Figure contents as structured data
——————————

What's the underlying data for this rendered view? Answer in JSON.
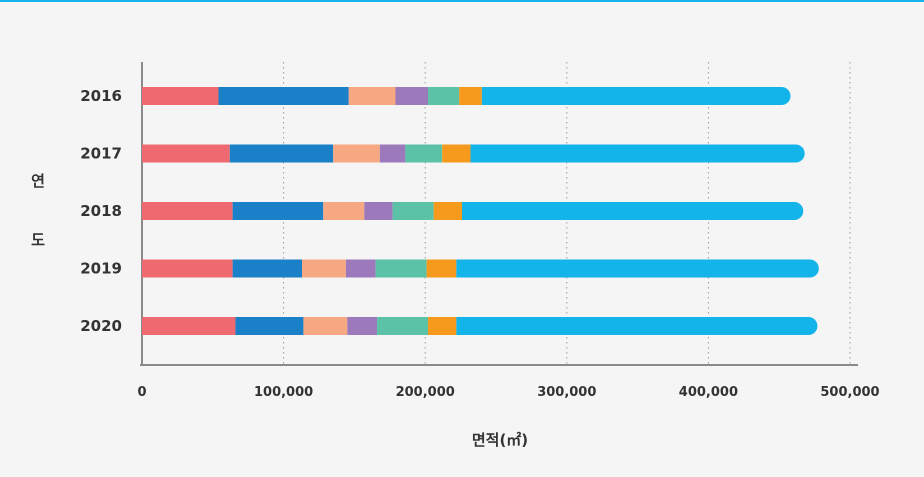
{
  "chart_data": {
    "type": "bar",
    "orientation": "horizontal",
    "stacked": true,
    "categories": [
      "2016",
      "2017",
      "2018",
      "2019",
      "2020"
    ],
    "series": [
      {
        "color": "#ef6a70",
        "values": [
          54000,
          62000,
          64000,
          64000,
          66000
        ]
      },
      {
        "color": "#1a80c8",
        "values": [
          92000,
          73000,
          64000,
          49000,
          48000
        ]
      },
      {
        "color": "#f6a882",
        "values": [
          33000,
          33000,
          29000,
          31000,
          31000
        ]
      },
      {
        "color": "#9b79bb",
        "values": [
          23000,
          18000,
          20000,
          21000,
          21000
        ]
      },
      {
        "color": "#5bc2a7",
        "values": [
          22000,
          26000,
          29000,
          36000,
          36000
        ]
      },
      {
        "color": "#f59a1d",
        "values": [
          16000,
          20000,
          20000,
          21000,
          20000
        ]
      },
      {
        "color": "#12b4ea",
        "values": [
          218000,
          236000,
          241000,
          256000,
          255000
        ]
      }
    ],
    "xlabel": "면적(㎡)",
    "ylabel": "연도",
    "ylabel_chars": [
      "연",
      "도"
    ],
    "xlim": [
      0,
      500000
    ],
    "xticks": [
      0,
      100000,
      200000,
      300000,
      400000,
      500000
    ],
    "xtick_labels": [
      "0",
      "100,000",
      "200,000",
      "300,000",
      "400,000",
      "500,000"
    ],
    "grid": "vertical dotted",
    "legend": "none"
  }
}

——————————

> [Your instructions] Quote the material word for word, dropping any images it holds.

> [Worked solution]
What's the underlying data for this rendered view? Answer in JSON.
{
  "chart_data": {
    "type": "bar",
    "orientation": "horizontal",
    "stacked": true,
    "categories": [
      "2016",
      "2017",
      "2018",
      "2019",
      "2020"
    ],
    "series": [
      {
        "color": "#ef6a70",
        "values": [
          54000,
          62000,
          64000,
          64000,
          66000
        ]
      },
      {
        "color": "#1a80c8",
        "values": [
          92000,
          73000,
          64000,
          49000,
          48000
        ]
      },
      {
        "color": "#f6a882",
        "values": [
          33000,
          33000,
          29000,
          31000,
          31000
        ]
      },
      {
        "color": "#9b79bb",
        "values": [
          23000,
          18000,
          20000,
          21000,
          21000
        ]
      },
      {
        "color": "#5bc2a7",
        "values": [
          22000,
          26000,
          29000,
          36000,
          36000
        ]
      },
      {
        "color": "#f59a1d",
        "values": [
          16000,
          20000,
          20000,
          21000,
          20000
        ]
      },
      {
        "color": "#12b4ea",
        "values": [
          218000,
          236000,
          241000,
          256000,
          255000
        ]
      }
    ],
    "xlabel": "면적(㎡)",
    "ylabel": "연도",
    "ylabel_chars": [
      "연",
      "도"
    ],
    "xlim": [
      0,
      500000
    ],
    "xticks": [
      0,
      100000,
      200000,
      300000,
      400000,
      500000
    ],
    "xtick_labels": [
      "0",
      "100,000",
      "200,000",
      "300,000",
      "400,000",
      "500,000"
    ],
    "grid": "vertical dotted",
    "legend": "none"
  }
}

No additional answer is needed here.